• _DIRECTIONS FOR THIS TASK_
Set all the material down again unchanged, without the pictures.

• _ENTRIES PROVIDED_
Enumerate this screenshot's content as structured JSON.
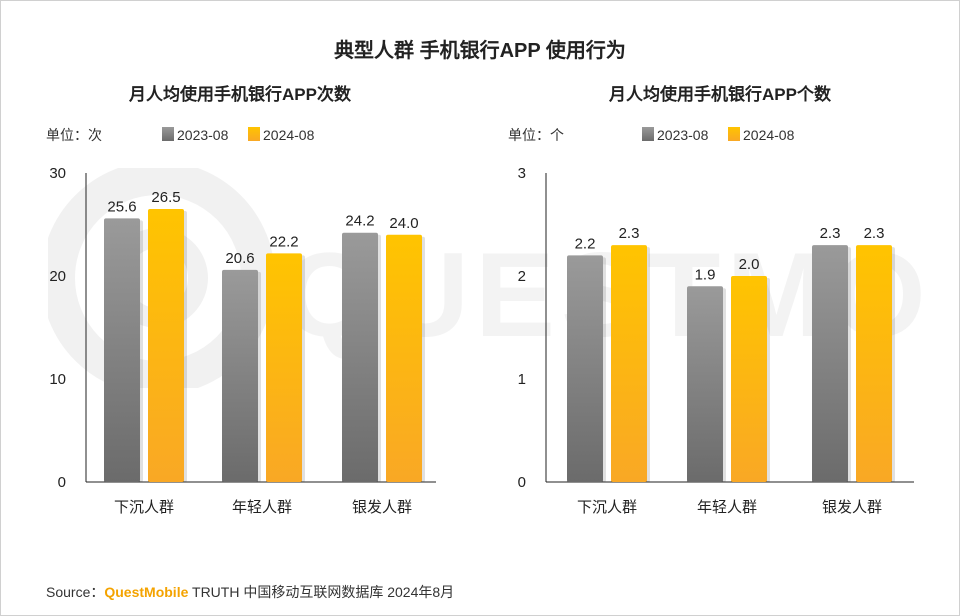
{
  "main_title": "典型人群 手机银行APP 使用行为",
  "source": {
    "prefix": "Source：",
    "brand": "QuestMobile",
    "rest": " TRUTH 中国移动互联网数据库 2024年8月"
  },
  "colors": {
    "series_2023": "#8a8a8a",
    "series_2024": "#ffc000",
    "axis": "#222222",
    "watermark": "#f1f1f1"
  },
  "chart_data": [
    {
      "type": "bar",
      "title": "月人均使用手机银行APP次数",
      "unit": "单位：次",
      "categories": [
        "下沉人群",
        "年轻人群",
        "银发人群"
      ],
      "series": [
        {
          "name": "2023-08",
          "values": [
            25.6,
            20.6,
            24.2
          ]
        },
        {
          "name": "2024-08",
          "values": [
            26.5,
            22.2,
            24.0
          ]
        }
      ],
      "ylim": [
        0,
        30
      ],
      "yticks": [
        "0",
        "10",
        "20",
        "30"
      ],
      "value_labels": [
        [
          "25.6",
          "20.6",
          "24.2"
        ],
        [
          "26.5",
          "22.2",
          "24.0"
        ]
      ],
      "legend": "top-left",
      "grid": false
    },
    {
      "type": "bar",
      "title": "月人均使用手机银行APP个数",
      "unit": "单位：个",
      "categories": [
        "下沉人群",
        "年轻人群",
        "银发人群"
      ],
      "series": [
        {
          "name": "2023-08",
          "values": [
            2.2,
            1.9,
            2.3
          ]
        },
        {
          "name": "2024-08",
          "values": [
            2.3,
            2.0,
            2.3
          ]
        }
      ],
      "ylim": [
        0,
        3
      ],
      "yticks": [
        "0",
        "1",
        "2",
        "3"
      ],
      "value_labels": [
        [
          "2.2",
          "1.9",
          "2.3"
        ],
        [
          "2.3",
          "2.0",
          "2.3"
        ]
      ],
      "legend": "top-left",
      "grid": false
    }
  ]
}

• _CORRECT OUTPUT_
Enumerate this screenshot's content as structured JSON.
{
  "main_title": "典型人群 手机银行APP 使用行为",
  "source": {
    "prefix": "Source：",
    "brand": "QuestMobile",
    "rest": " TRUTH 中国移动互联网数据库 2024年8月"
  },
  "colors": {
    "series_2023": "#8a8a8a",
    "series_2024": "#ffc000",
    "axis": "#222222",
    "watermark": "#f1f1f1"
  },
  "chart_data": [
    {
      "type": "bar",
      "title": "月人均使用手机银行APP次数",
      "unit": "单位：次",
      "categories": [
        "下沉人群",
        "年轻人群",
        "银发人群"
      ],
      "series": [
        {
          "name": "2023-08",
          "values": [
            25.6,
            20.6,
            24.2
          ]
        },
        {
          "name": "2024-08",
          "values": [
            26.5,
            22.2,
            24.0
          ]
        }
      ],
      "ylim": [
        0,
        30
      ],
      "yticks": [
        "0",
        "10",
        "20",
        "30"
      ],
      "value_labels": [
        [
          "25.6",
          "20.6",
          "24.2"
        ],
        [
          "26.5",
          "22.2",
          "24.0"
        ]
      ],
      "legend": "top-left",
      "grid": false
    },
    {
      "type": "bar",
      "title": "月人均使用手机银行APP个数",
      "unit": "单位：个",
      "categories": [
        "下沉人群",
        "年轻人群",
        "银发人群"
      ],
      "series": [
        {
          "name": "2023-08",
          "values": [
            2.2,
            1.9,
            2.3
          ]
        },
        {
          "name": "2024-08",
          "values": [
            2.3,
            2.0,
            2.3
          ]
        }
      ],
      "ylim": [
        0,
        3
      ],
      "yticks": [
        "0",
        "1",
        "2",
        "3"
      ],
      "value_labels": [
        [
          "2.2",
          "1.9",
          "2.3"
        ],
        [
          "2.3",
          "2.0",
          "2.3"
        ]
      ],
      "legend": "top-left",
      "grid": false
    }
  ]
}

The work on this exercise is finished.